_INPUT RECORDS_

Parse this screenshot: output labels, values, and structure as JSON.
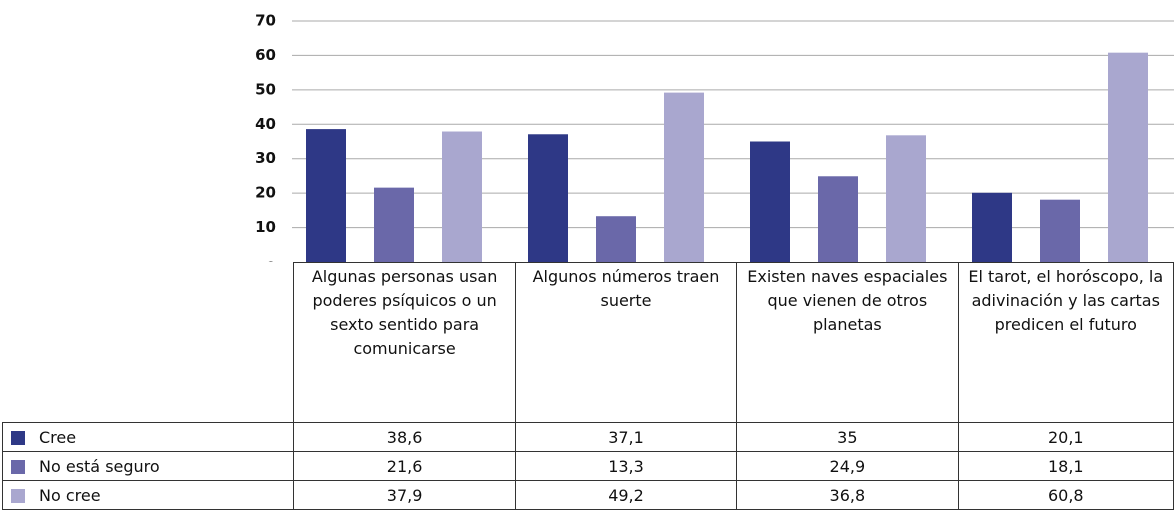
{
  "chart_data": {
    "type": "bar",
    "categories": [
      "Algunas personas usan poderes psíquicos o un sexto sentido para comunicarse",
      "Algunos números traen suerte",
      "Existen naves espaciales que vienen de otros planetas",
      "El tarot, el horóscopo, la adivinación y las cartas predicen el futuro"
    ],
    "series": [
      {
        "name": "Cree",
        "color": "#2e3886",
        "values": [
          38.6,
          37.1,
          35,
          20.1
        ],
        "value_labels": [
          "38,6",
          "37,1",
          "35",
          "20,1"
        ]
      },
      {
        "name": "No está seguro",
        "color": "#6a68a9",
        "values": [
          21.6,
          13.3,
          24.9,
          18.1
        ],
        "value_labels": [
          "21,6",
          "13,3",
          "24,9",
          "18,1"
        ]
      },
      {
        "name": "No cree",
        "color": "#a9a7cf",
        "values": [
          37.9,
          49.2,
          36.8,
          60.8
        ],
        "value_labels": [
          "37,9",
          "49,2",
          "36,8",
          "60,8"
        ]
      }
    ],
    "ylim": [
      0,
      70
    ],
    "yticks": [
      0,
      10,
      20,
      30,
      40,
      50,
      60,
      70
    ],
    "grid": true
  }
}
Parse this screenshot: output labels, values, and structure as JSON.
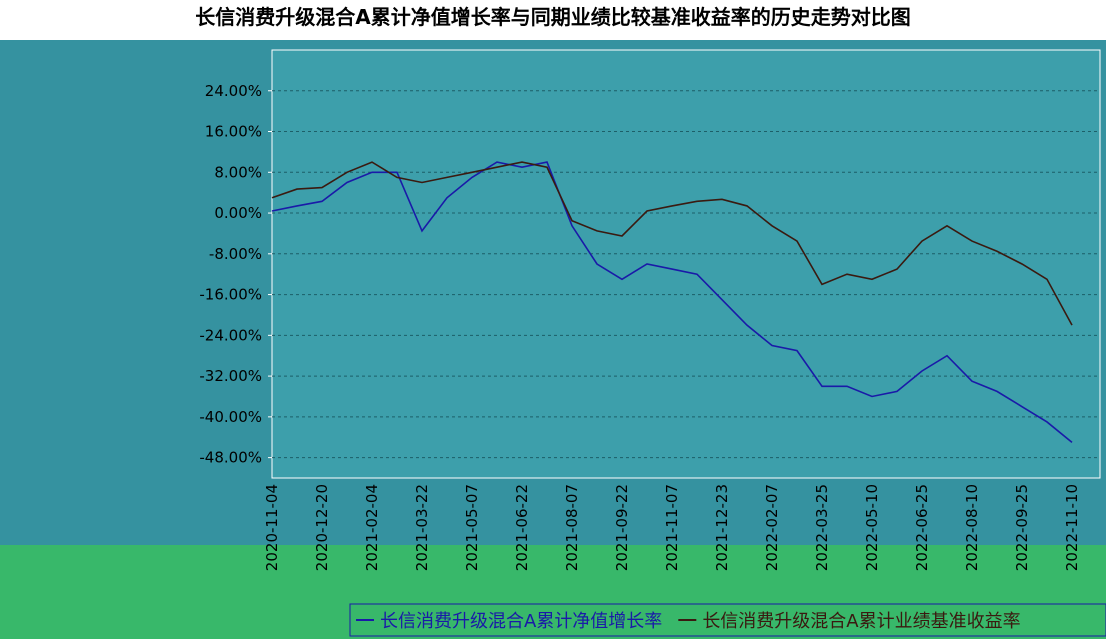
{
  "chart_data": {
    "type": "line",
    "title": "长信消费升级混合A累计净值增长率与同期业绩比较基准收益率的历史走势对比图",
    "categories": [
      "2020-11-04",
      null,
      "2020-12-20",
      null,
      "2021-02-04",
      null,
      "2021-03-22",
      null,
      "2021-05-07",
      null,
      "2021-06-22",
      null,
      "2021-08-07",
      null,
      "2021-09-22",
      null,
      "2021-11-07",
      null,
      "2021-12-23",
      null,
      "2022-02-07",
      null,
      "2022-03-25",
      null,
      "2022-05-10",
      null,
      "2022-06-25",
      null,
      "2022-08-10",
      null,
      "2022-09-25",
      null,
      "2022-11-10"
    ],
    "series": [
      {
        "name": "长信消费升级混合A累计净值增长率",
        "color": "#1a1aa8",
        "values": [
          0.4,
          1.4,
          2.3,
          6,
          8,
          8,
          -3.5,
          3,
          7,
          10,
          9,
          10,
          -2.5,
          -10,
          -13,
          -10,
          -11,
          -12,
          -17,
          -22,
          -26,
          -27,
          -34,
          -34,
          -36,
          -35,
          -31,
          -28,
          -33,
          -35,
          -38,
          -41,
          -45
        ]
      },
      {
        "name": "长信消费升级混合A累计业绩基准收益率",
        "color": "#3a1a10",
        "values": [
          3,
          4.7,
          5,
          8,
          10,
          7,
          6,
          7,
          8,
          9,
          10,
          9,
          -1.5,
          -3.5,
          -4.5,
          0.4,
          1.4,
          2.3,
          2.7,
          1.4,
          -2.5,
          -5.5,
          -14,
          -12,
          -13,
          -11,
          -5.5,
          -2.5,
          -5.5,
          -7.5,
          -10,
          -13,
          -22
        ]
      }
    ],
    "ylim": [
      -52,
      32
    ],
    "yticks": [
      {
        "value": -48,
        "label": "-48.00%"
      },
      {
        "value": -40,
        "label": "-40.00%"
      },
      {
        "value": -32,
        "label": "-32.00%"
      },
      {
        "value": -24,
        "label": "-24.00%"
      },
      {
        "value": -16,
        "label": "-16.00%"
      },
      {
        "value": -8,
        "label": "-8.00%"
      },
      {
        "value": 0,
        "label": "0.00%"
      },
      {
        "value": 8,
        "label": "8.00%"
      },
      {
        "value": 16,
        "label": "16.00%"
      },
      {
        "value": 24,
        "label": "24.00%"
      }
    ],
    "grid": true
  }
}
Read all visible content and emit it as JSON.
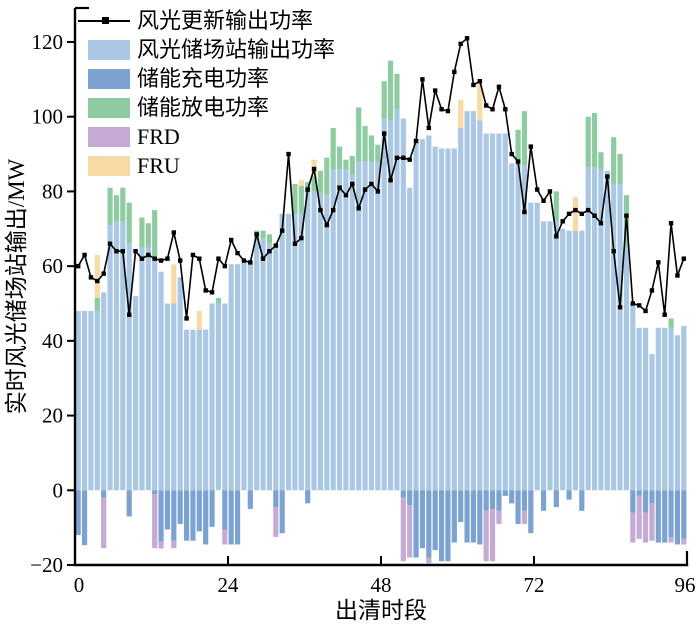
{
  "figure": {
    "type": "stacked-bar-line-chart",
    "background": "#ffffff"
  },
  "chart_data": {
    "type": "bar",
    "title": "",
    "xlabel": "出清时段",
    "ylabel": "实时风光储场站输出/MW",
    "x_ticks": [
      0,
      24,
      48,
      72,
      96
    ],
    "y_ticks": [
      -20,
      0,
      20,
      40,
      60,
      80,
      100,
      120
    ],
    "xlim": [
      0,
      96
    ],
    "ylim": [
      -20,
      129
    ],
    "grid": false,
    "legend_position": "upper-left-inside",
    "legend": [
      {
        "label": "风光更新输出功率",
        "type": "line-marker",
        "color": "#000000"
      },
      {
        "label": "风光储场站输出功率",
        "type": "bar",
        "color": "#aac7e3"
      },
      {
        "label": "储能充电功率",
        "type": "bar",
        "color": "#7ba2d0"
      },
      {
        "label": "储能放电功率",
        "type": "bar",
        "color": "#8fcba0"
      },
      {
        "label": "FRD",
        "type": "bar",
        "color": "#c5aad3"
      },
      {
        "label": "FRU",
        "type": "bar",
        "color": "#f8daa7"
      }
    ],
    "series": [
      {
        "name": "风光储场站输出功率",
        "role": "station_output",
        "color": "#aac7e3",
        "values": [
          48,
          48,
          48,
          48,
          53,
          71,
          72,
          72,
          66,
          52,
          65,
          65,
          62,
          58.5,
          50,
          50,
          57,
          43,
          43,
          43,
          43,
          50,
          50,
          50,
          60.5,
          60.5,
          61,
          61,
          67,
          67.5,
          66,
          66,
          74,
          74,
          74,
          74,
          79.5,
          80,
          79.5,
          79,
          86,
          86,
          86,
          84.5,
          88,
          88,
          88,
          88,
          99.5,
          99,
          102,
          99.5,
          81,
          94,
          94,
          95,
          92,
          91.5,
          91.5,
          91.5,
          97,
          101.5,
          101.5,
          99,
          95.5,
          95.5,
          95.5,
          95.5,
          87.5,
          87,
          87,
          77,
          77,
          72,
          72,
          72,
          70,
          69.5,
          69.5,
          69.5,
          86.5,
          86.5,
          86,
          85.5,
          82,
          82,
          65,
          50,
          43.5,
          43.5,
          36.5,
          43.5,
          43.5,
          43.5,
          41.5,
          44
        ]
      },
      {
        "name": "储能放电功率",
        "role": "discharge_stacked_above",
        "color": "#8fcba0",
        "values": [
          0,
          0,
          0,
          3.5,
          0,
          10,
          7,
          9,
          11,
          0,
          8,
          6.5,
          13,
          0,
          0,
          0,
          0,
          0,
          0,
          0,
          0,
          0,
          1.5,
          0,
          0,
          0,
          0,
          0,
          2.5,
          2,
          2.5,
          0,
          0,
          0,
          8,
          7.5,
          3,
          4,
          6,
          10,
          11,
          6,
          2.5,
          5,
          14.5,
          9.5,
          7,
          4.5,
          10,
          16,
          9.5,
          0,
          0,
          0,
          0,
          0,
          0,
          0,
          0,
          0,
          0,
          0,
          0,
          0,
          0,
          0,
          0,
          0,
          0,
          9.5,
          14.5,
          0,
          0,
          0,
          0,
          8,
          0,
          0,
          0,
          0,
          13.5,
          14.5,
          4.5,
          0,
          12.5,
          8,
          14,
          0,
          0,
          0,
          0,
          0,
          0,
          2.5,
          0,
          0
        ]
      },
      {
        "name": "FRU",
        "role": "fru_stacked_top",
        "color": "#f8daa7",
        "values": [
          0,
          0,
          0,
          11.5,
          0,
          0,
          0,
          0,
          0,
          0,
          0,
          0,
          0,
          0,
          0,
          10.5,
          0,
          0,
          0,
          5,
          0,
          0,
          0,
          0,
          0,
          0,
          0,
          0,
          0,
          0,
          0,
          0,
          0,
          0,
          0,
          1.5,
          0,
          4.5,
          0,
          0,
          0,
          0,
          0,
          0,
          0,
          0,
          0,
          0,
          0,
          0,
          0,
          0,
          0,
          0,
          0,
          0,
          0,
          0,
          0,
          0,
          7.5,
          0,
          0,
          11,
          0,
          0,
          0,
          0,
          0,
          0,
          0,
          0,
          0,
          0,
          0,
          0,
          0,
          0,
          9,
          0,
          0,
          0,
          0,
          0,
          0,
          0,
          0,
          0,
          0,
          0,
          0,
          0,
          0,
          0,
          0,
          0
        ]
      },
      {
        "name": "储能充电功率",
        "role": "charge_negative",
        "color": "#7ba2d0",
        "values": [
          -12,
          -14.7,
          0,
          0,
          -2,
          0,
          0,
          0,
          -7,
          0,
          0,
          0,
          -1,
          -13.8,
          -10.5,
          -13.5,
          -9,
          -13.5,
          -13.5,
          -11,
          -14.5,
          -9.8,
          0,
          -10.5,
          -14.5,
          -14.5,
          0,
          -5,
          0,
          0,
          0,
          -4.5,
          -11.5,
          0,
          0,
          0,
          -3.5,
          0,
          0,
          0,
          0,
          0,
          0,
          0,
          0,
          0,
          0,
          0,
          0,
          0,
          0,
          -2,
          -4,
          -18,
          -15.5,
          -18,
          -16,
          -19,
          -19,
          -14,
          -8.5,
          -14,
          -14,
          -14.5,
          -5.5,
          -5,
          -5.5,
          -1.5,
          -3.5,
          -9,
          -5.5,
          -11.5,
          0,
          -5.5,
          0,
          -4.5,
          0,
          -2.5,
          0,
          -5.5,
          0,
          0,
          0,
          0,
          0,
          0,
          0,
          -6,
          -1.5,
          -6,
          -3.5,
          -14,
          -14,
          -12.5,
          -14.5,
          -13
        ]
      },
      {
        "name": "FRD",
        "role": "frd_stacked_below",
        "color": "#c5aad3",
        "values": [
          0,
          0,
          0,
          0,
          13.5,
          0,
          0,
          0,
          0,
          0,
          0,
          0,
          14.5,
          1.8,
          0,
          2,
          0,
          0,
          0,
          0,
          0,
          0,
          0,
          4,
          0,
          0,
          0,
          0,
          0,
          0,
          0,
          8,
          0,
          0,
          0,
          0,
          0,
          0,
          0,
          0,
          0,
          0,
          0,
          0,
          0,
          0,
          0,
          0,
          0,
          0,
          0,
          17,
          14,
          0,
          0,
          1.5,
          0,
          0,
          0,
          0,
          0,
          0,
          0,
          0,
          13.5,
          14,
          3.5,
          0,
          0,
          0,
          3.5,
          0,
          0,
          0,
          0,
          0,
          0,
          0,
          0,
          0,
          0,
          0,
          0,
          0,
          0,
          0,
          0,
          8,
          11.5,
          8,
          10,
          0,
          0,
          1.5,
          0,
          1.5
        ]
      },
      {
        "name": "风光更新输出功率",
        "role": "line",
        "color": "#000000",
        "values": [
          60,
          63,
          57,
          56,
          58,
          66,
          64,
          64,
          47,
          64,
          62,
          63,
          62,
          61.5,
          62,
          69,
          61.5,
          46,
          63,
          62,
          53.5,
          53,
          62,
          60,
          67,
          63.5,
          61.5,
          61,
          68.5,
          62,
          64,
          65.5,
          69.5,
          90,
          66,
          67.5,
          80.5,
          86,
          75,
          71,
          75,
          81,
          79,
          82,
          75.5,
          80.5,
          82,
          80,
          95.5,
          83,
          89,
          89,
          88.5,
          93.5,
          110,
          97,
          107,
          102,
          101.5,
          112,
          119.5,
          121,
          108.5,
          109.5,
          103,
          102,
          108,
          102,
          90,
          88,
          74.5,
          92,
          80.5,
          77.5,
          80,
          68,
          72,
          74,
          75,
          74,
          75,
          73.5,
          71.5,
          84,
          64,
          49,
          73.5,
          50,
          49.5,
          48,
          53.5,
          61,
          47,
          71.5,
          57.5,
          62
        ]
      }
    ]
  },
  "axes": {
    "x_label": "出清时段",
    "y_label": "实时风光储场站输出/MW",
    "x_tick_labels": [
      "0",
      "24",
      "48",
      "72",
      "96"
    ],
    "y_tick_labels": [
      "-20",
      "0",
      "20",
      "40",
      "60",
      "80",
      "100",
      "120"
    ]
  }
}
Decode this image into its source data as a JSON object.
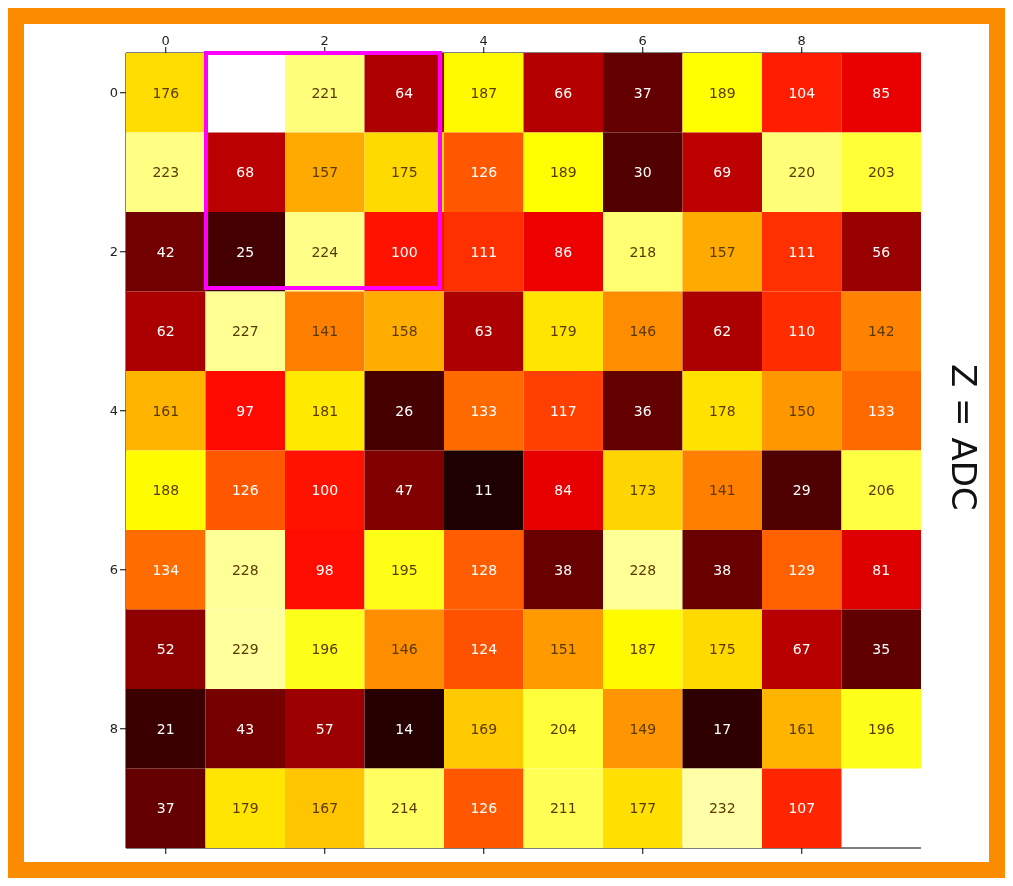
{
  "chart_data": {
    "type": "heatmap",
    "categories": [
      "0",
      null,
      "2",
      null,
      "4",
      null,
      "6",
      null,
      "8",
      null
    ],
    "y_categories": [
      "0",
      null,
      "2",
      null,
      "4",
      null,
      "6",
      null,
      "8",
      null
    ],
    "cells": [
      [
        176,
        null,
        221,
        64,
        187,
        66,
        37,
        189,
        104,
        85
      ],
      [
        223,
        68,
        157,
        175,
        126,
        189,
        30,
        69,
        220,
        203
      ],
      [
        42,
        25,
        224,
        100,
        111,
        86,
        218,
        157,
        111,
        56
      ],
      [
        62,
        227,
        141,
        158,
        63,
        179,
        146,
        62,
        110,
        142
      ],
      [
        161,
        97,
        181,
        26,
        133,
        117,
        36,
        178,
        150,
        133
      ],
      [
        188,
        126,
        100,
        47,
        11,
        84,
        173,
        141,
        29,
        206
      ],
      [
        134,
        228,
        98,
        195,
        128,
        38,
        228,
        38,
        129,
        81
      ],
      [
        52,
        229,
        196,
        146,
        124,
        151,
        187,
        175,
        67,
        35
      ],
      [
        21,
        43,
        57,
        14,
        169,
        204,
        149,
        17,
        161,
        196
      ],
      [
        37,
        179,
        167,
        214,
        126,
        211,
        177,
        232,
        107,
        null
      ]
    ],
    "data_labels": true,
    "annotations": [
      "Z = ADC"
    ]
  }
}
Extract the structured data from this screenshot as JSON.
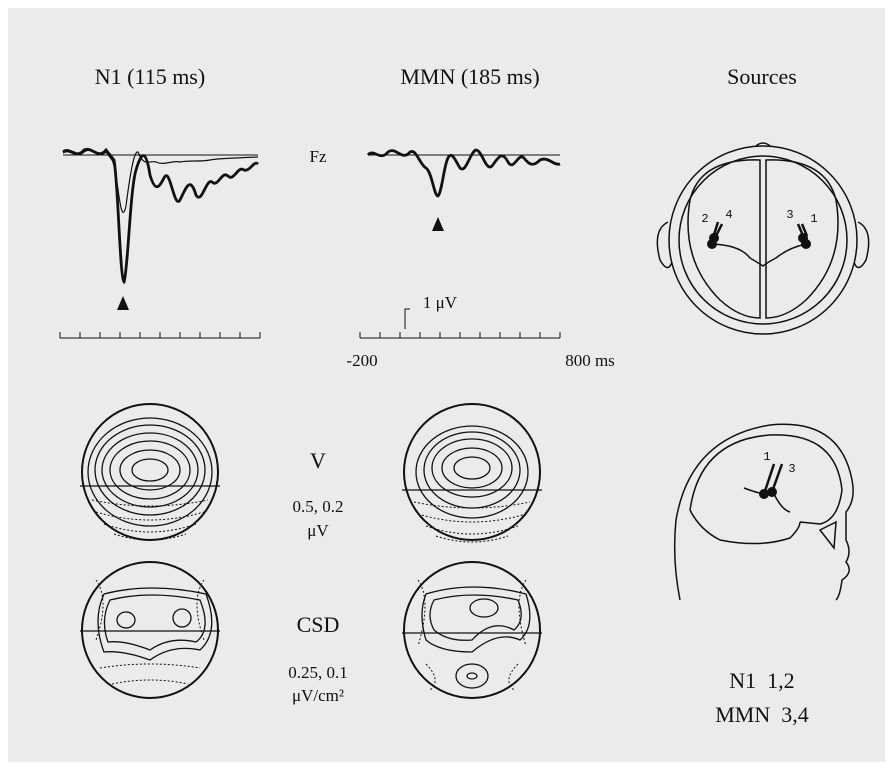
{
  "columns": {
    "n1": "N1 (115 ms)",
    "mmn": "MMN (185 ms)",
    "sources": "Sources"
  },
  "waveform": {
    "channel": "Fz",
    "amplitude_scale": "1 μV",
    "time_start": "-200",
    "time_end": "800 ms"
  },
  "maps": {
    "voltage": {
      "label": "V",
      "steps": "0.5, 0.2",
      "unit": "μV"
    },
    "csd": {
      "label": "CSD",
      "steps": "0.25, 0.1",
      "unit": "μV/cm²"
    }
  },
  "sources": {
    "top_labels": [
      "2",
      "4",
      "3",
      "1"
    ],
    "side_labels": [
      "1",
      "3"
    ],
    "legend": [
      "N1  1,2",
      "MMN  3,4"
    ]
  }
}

_AIM_
Pick out the lines containing the string "this" and show them.

_RESPONSE_
Parse this screenshot: output labels, values, and structure as JSON.
Parse this screenshot: output labels, values, and structure as JSON.
Decode this image into its source data as a JSON object.
Extract the structured data from this screenshot as JSON.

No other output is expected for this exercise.